In the records that follow, locate every line with "Letter" and extract it.

§ STORED ROWS
%%
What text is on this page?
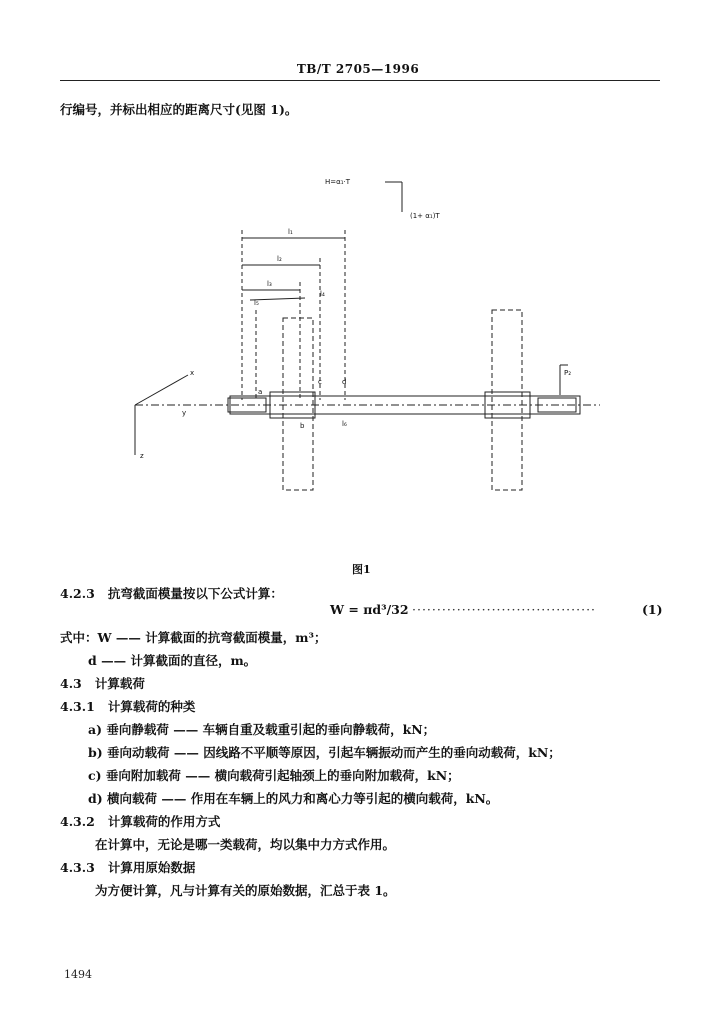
TB/T 2705—1996
行编号，并标出相应的距离尺寸(见图 1)。
H=α₁·T
(1+ α₁)T
l₁
l₂
l₃
l₄
l₅
l₆
x
y
z
a
b
c	d
P₂
图1
4.2.3 抗弯截面模量按以下公式计算：
W = πd³/32 ·····································	(1)
式中：W —— 计算截面的抗弯截面模量，m³；
d —— 计算截面的直径，m。
4.3 计算载荷
4.3.1 计算载荷的种类
a) 垂向静载荷 —— 车辆自重及载重引起的垂向静载荷，kN；
b) 垂向动载荷 —— 因线路不平顺等原因，引起车辆振动而产生的垂向动载荷，kN；
c) 垂向附加载荷 —— 横向载荷引起轴颈上的垂向附加载荷，kN；
d) 横向载荷 —— 作用在车辆上的风力和离心力等引起的横向载荷，kN。
4.3.2 计算载荷的作用方式
在计算中，无论是哪一类载荷，均以集中力方式作用。
4.3.3 计算用原始数据
为方便计算，凡与计算有关的原始数据，汇总于表 1。
1494
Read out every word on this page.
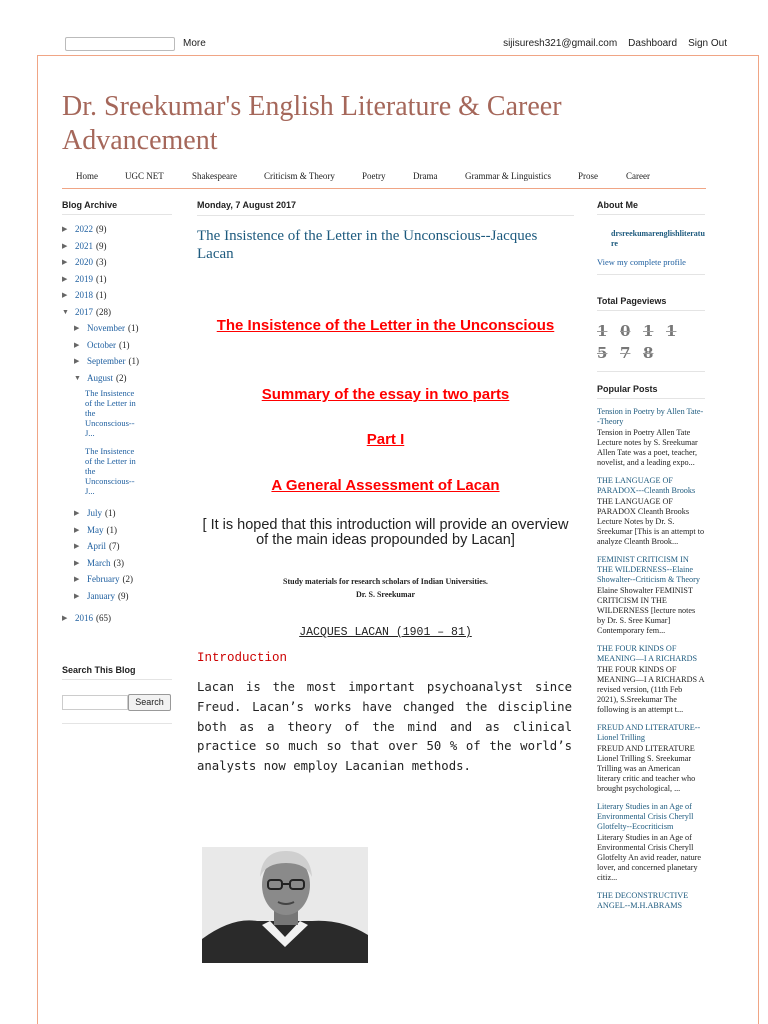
More	sijisuresh321@gmail.com Dashboard Sign Out
Dr. Sreekumar's English Literature & Career Advancement
Home	UGC NET	Shakespeare	Criticism & Theory	Poetry	Drama	Grammar & Linguistics	Prose	Career
Blog Archive
▶ 2022 (9)
▶ 2021 (9)
▶ 2020 (3)
▶ 2019 (1)
▶ 2018 (1)
▼ 2017 (28)
▶ November (1)
▶ October (1)
▶ September (1)
▼ August (2)
The Insistence of the Letter in the Unconscious--J...
The Insistence of the Letter in the Unconscious--J...
▶ July (1)
▶ May (1)
▶ April (7)
▶ March (3)
▶ February (2)
▶ January (9)
▶ 2016 (65)
Search This Blog
Search
Monday, 7 August 2017
The Insistence of the Letter in the Unconscious--Jacques Lacan
The Insistence of the Letter in the Unconscious
Summary of the essay in two parts
Part I
A General Assessment of Lacan
[ It is hoped that this introduction will provide an overview of the main ideas propounded by Lacan]
Study materials for research scholars of Indian Universities.
Dr. S. Sreekumar
JACQUES LACAN (1901 – 81)
Introduction
Lacan is the most important psychoanalyst since Freud. Lacan’s works have changed the discipline both as a theory of the mind and as clinical practice so much so that over 50 % of the world’s analysts now employ Lacanian methods.
About Me
drsreekumarenglishliterature
View my complete profile
Total Pageviews
1 0 1 1
5 7 8
Popular Posts
Tension in Poetry by Allen Tate--Theory
Tension in Poetry Allen Tate Lecture notes by S. Sreekumar Allen Tate was a poet, teacher, novelist, and a leading expo...
THE LANGUAGE OF PARADOX---Cleanth Brooks
THE LANGUAGE OF PARADOX Cleanth Brooks Lecture Notes by Dr. S. Sreekumar [This is an attempt to analyze Cleanth Brook...
FEMINIST CRITICISM IN THE WILDERNESS--Elaine Showalter--Criticism & Theory
Elaine Showalter FEMINIST CRITICISM IN THE WILDERNESS [lecture notes by Dr. S. Sree Kumar] Contemporary fem...
THE FOUR KINDS OF MEANING—I A RICHARDS
THE FOUR KINDS OF MEANING—I A RICHARDS A revised version, (11th Feb 2021), S.Sreekumar The following is an attempt t...
FREUD AND LITERATURE--Lionel Trilling
FREUD AND LITERATURE Lionel Trilling S. Sreekumar Trilling was an American literary critic and teacher who brought psychological, ...
Literary Studies in an Age of Environmental Crisis Cheryll Glotfelty--Ecocriticism
Literary Studies in an Age of Environmental Crisis Cheryll Glotfelty An avid reader, nature lover, and concerned planetary citiz...
THE DECONSTRUCTIVE ANGEL--M.H.ABRAMS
%%
§ TASK SOLUTION
The Insistence of the Letter in the Unconscious--J...
The Insistence of the Letter in the Unconscious--J...
The Insistence of the Letter in the Unconscious--Jacques Lacan
The Insistence of the Letter in the Unconscious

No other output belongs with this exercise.